**Your task**
Your reply should be a single number: how many lines contain the string "instagram".
# start of Recorded data
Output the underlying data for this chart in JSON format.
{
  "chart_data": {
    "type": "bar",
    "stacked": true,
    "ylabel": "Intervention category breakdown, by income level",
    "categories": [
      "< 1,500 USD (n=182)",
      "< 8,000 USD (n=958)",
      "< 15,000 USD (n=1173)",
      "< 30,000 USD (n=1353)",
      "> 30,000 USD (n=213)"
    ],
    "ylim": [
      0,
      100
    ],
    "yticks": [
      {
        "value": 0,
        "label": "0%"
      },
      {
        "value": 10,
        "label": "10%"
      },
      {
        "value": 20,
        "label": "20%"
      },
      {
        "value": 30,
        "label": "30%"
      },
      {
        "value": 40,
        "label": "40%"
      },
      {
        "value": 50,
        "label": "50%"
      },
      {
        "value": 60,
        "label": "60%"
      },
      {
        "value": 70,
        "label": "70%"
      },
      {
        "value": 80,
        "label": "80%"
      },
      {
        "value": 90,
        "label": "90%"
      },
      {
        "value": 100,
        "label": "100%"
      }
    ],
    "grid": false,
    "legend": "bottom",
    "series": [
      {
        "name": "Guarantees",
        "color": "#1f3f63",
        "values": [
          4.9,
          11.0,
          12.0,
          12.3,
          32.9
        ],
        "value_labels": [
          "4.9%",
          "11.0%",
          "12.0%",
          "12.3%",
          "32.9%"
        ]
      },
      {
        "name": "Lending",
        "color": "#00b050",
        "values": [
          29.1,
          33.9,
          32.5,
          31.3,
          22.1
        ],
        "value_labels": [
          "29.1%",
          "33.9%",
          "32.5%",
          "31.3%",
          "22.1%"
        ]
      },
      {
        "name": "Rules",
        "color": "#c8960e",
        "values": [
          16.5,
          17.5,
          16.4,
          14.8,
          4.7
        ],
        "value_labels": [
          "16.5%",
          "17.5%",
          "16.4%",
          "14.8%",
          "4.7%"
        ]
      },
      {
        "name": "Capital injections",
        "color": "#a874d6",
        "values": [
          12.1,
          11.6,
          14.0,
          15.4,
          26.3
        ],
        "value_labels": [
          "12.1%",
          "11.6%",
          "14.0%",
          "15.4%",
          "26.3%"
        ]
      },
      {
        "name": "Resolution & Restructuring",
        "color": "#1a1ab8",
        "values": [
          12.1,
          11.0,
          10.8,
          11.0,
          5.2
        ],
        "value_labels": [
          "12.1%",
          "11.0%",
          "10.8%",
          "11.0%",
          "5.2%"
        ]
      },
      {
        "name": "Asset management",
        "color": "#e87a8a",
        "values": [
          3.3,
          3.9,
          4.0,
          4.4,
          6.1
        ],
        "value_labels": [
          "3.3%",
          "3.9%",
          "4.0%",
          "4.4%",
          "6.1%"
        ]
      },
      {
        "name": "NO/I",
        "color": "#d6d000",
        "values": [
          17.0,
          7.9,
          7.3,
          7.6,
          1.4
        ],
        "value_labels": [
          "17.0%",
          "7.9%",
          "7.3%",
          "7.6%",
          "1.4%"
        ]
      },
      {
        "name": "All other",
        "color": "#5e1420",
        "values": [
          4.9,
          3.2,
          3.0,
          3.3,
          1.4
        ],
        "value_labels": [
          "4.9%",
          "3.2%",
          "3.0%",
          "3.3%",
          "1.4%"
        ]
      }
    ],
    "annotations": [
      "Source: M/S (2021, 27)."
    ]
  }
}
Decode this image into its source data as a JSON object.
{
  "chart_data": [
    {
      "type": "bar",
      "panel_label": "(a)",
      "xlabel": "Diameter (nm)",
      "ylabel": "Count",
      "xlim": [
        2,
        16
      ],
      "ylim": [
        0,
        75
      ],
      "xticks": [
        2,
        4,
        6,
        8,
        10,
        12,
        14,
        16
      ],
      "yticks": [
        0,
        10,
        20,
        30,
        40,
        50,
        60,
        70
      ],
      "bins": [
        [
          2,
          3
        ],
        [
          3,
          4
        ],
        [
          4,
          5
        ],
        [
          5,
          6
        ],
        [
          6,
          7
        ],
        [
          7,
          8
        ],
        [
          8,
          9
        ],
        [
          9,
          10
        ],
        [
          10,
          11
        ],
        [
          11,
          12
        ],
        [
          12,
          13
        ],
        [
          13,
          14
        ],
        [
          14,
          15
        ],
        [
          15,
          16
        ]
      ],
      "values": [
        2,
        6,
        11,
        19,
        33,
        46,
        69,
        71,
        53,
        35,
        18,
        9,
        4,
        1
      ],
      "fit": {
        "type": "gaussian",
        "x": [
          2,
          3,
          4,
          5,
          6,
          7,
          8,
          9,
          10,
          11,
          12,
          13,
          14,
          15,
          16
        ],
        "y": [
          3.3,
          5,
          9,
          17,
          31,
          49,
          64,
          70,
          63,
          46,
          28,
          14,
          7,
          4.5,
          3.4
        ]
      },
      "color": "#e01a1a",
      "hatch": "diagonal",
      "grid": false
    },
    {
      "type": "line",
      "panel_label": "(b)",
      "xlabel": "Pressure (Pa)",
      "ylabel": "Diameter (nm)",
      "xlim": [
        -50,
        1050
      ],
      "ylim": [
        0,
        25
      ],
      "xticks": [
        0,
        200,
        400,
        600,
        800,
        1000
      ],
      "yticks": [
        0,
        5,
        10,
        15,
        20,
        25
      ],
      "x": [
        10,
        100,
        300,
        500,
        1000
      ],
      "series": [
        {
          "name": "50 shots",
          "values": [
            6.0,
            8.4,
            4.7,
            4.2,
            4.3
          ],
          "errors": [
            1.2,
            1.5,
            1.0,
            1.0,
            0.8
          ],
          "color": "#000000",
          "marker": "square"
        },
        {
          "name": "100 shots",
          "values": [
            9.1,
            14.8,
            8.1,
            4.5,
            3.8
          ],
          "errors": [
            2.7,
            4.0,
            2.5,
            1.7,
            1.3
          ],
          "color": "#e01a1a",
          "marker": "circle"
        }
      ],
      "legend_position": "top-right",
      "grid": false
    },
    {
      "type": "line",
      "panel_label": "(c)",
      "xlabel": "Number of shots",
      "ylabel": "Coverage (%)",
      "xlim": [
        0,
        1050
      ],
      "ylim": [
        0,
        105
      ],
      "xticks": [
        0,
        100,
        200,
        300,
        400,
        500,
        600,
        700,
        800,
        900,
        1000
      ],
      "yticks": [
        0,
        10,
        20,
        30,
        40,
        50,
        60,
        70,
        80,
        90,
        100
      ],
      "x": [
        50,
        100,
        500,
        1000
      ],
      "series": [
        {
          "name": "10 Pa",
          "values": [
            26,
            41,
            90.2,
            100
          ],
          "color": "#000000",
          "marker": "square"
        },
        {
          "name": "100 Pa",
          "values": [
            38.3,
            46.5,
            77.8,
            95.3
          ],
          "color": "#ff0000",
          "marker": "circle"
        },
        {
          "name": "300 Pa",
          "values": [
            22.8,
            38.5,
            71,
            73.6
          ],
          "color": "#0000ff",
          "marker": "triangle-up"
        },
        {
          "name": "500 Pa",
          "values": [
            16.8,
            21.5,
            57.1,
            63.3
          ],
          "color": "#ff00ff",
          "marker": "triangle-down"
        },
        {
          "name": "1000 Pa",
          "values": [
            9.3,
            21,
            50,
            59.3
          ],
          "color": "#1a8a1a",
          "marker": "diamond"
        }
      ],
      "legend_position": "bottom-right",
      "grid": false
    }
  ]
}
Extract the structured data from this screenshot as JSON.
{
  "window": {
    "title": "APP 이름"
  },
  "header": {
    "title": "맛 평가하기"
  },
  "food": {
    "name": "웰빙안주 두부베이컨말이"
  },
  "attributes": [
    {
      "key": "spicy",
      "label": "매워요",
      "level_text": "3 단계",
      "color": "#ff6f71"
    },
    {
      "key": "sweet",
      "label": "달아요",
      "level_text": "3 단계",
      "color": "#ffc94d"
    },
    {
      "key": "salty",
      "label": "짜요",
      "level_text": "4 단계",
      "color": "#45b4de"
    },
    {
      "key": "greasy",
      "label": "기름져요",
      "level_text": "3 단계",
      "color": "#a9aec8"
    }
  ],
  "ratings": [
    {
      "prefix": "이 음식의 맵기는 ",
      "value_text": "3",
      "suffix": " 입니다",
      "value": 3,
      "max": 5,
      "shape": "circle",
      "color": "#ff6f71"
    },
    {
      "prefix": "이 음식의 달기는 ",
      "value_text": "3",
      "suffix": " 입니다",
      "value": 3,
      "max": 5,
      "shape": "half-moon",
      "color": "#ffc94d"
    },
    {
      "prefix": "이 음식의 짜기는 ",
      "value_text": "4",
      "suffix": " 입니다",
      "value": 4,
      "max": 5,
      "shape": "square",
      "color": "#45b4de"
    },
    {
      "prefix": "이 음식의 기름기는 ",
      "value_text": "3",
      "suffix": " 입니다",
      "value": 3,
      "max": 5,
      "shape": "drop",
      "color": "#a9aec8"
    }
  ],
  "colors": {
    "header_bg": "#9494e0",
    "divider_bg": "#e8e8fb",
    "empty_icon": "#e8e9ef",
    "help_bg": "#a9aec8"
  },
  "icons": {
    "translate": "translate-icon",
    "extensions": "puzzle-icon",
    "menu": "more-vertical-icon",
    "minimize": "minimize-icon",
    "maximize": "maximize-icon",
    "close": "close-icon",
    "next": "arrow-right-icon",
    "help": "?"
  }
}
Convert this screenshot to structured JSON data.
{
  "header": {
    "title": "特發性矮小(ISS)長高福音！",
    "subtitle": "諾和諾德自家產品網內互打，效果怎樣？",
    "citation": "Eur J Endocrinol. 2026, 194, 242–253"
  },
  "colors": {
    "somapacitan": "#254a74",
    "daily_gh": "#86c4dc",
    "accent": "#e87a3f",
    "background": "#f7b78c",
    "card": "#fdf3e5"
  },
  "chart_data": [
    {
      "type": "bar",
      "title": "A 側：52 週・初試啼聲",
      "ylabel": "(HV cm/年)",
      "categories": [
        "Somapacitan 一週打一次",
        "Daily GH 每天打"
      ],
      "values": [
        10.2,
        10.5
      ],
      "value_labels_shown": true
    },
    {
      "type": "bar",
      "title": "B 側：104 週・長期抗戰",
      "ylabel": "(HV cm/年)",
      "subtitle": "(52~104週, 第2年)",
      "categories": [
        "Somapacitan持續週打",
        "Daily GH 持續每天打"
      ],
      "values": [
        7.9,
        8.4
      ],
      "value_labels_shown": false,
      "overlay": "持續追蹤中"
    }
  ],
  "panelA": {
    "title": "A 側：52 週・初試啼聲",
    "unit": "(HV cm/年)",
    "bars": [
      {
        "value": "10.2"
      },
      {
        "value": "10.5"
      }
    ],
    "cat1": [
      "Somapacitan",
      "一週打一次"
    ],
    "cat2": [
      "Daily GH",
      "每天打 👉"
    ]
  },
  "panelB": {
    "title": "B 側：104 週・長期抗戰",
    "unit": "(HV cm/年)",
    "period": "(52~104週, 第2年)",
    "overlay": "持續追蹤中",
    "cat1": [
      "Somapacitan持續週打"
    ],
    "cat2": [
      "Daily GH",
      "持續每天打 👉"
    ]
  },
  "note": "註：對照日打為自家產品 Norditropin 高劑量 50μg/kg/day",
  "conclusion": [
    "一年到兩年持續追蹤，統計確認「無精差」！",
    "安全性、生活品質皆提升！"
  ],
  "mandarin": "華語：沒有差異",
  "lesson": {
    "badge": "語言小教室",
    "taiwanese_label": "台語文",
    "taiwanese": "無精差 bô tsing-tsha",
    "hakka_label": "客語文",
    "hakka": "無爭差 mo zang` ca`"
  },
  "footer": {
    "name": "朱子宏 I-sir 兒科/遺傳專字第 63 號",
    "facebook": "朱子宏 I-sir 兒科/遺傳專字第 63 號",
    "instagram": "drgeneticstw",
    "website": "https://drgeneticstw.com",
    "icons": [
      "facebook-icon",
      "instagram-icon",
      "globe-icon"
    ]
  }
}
# end of Recorded data
**The answer**
2